## Problem to work on
Report, word for word, every line of the material that contains "hoạt".

Stored records:

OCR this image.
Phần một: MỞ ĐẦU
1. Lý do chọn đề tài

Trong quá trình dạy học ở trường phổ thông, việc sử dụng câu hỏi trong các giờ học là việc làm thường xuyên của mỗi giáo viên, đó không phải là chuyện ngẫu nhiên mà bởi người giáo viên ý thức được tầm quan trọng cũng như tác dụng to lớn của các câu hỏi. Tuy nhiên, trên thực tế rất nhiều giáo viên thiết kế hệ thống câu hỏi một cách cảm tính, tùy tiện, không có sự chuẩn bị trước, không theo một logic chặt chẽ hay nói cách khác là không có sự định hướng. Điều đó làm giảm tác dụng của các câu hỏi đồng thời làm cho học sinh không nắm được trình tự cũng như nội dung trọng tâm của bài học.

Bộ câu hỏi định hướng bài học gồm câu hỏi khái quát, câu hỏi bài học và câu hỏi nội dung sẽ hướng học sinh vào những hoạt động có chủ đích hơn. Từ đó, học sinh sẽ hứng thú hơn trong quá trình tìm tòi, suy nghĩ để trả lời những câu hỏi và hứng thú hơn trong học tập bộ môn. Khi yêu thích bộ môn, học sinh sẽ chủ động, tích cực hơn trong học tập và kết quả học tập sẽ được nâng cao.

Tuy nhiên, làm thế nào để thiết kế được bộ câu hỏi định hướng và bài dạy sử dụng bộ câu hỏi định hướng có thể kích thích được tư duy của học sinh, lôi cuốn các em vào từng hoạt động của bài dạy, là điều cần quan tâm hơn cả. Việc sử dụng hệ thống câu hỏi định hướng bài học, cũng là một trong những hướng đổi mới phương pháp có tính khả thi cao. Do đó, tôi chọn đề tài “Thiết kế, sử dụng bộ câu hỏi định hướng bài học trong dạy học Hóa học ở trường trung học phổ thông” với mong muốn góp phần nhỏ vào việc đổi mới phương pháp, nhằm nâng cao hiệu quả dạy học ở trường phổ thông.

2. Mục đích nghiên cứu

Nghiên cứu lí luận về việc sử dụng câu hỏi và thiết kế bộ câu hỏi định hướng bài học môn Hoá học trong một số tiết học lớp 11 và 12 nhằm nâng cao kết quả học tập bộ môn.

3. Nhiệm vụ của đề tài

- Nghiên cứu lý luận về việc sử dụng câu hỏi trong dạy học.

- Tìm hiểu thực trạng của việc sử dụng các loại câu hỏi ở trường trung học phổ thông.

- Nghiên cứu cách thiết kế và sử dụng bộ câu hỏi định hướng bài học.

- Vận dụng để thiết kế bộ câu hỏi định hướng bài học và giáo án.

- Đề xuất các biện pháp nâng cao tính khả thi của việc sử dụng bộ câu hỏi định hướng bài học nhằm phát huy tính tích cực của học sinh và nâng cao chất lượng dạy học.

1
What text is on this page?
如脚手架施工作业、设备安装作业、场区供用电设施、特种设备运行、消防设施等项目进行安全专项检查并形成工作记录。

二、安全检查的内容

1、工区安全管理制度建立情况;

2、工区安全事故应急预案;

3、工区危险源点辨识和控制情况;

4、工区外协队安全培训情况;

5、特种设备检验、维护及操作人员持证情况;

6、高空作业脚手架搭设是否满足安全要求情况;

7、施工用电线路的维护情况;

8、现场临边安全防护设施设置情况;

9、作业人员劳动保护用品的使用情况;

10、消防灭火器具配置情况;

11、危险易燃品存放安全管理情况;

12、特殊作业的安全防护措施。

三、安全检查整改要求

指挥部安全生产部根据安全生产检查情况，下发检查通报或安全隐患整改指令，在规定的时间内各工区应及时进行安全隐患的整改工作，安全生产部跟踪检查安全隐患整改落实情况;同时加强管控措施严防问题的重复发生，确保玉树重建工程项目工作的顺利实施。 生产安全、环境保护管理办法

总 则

## Response to this task
Bộ câu hỏi định hướng bài học gồm câu hỏi khái quát, câu hỏi bài học và câu hỏi nội dung sẽ hướng học sinh vào những hoạt động có chủ đích hơn. Từ đó, học sinh sẽ hứng thú hơn trong quá trình tìm tòi, suy nghĩ để trả lời những câu hỏi và hứng thú hơn trong học tập bộ môn. Khi yêu thích bộ môn, học sinh sẽ chủ động, tích cực hơn trong học tập và kết quả học tập sẽ được nâng cao.
Tuy nhiên, làm thế nào để thiết kế được bộ câu hỏi định hướng và bài dạy sử dụng bộ câu hỏi định hướng có thể kích thích được tư duy của học sinh, lôi cuốn các em vào từng hoạt động của bài dạy, là điều cần quan tâm hơn cả. Việc sử dụng hệ thống câu hỏi định hướng bài học, cũng là một trong những hướng đổi mới phương pháp có tính khả thi cao. Do đó, tôi chọn đề tài “Thiết kế, sử dụng bộ câu hỏi định hướng bài học trong dạy học Hóa học ở trường trung học phổ thông” với mong muốn góp phần nhỏ vào việc đổi mới phương pháp, nhằm nâng cao hiệu quả dạy học ở trường phổ thông.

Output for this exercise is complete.